Supplied records:

------------------------------------------------------------------------

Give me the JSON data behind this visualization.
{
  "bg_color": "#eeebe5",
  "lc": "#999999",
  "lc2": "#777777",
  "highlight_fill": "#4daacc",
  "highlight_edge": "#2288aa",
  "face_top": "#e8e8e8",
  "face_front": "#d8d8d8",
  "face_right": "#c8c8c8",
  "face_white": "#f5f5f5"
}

------------------------------------------------------------------------

Directions for this task: Extract all lines as given.

Finished answer:
Give me the JSON data behind this visualization.
{
  "bg_color": "#eeebe5",
  "lc": "#999999",
  "lc2": "#777777",
  "highlight_fill": "#4daacc",
  "highlight_edge": "#2288aa",
  "face_top": "#e8e8e8",
  "face_front": "#d8d8d8",
  "face_right": "#c8c8c8",
  "face_white": "#f5f5f5"
}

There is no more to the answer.